Task to complete
Write the data out again in full, with no departure from the original.

Record set
<<<<

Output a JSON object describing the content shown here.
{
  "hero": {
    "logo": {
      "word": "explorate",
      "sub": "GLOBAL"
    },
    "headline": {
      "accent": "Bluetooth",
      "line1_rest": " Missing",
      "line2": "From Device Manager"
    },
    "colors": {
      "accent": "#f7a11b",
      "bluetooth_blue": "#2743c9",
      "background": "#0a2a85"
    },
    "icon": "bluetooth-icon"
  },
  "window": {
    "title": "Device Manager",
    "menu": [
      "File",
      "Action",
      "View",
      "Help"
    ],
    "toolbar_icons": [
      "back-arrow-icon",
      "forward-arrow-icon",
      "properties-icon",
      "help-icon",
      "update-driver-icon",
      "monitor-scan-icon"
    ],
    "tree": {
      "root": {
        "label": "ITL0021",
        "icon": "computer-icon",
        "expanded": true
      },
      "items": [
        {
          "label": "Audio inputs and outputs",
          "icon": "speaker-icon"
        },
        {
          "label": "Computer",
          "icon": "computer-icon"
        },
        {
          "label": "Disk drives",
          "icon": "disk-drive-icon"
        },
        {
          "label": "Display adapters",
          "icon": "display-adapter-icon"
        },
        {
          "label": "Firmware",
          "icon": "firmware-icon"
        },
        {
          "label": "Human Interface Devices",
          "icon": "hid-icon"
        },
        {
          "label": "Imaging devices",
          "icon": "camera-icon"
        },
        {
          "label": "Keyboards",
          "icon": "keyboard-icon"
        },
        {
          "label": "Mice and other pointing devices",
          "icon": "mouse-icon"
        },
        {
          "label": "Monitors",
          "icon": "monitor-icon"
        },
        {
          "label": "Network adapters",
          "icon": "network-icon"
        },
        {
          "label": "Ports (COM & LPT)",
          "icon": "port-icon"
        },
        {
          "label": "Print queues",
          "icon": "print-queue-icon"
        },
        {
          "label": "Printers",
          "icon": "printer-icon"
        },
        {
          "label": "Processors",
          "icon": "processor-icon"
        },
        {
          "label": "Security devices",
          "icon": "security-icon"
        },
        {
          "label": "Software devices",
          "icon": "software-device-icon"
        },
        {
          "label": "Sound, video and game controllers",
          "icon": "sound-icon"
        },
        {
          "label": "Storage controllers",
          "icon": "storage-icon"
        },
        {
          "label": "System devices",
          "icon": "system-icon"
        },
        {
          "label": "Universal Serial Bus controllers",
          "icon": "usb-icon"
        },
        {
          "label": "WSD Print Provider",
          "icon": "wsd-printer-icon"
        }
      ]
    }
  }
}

>>>>

Exercise solution
Output a JSON object describing the content shown here.
{
  "hero": {
    "logo": {
      "word": "explorate",
      "sub": "GLOBAL"
    },
    "headline": {
      "accent": "Bluetooth",
      "line1_rest": " Missing",
      "line2": "From Device Manager"
    },
    "colors": {
      "accent": "#f7a11b",
      "bluetooth_blue": "#2743c9",
      "background": "#0a2a85"
    },
    "icon": "bluetooth-icon"
  },
  "window": {
    "title": "Device Manager",
    "menu": [
      "File",
      "Action",
      "View",
      "Help"
    ],
    "toolbar_icons": [
      "back-arrow-icon",
      "forward-arrow-icon",
      "properties-icon",
      "help-icon",
      "update-driver-icon",
      "monitor-scan-icon"
    ],
    "tree": {
      "root": {
        "label": "ITL0021",
        "icon": "computer-icon",
        "expanded": true
      },
      "items": [
        {
          "label": "Audio inputs and outputs",
          "icon": "speaker-icon"
        },
        {
          "label": "Computer",
          "icon": "computer-icon"
        },
        {
          "label": "Disk drives",
          "icon": "disk-drive-icon"
        },
        {
          "label": "Display adapters",
          "icon": "display-adapter-icon"
        },
        {
          "label": "Firmware",
          "icon": "firmware-icon"
        },
        {
          "label": "Human Interface Devices",
          "icon": "hid-icon"
        },
        {
          "label": "Imaging devices",
          "icon": "camera-icon"
        },
        {
          "label": "Keyboards",
          "icon": "keyboard-icon"
        },
        {
          "label": "Mice and other pointing devices",
          "icon": "mouse-icon"
        },
        {
          "label": "Monitors",
          "icon": "monitor-icon"
        },
        {
          "label": "Network adapters",
          "icon": "network-icon"
        },
        {
          "label": "Ports (COM & LPT)",
          "icon": "port-icon"
        },
        {
          "label": "Print queues",
          "icon": "print-queue-icon"
        },
        {
          "label": "Printers",
          "icon": "printer-icon"
        },
        {
          "label": "Processors",
          "icon": "processor-icon"
        },
        {
          "label": "Security devices",
          "icon": "security-icon"
        },
        {
          "label": "Software devices",
          "icon": "software-device-icon"
        },
        {
          "label": "Sound, video and game controllers",
          "icon": "sound-icon"
        },
        {
          "label": "Storage controllers",
          "icon": "storage-icon"
        },
        {
          "label": "System devices",
          "icon": "system-icon"
        },
        {
          "label": "Universal Serial Bus controllers",
          "icon": "usb-icon"
        },
        {
          "label": "WSD Print Provider",
          "icon": "wsd-printer-icon"
        }
      ]
    }
  }
}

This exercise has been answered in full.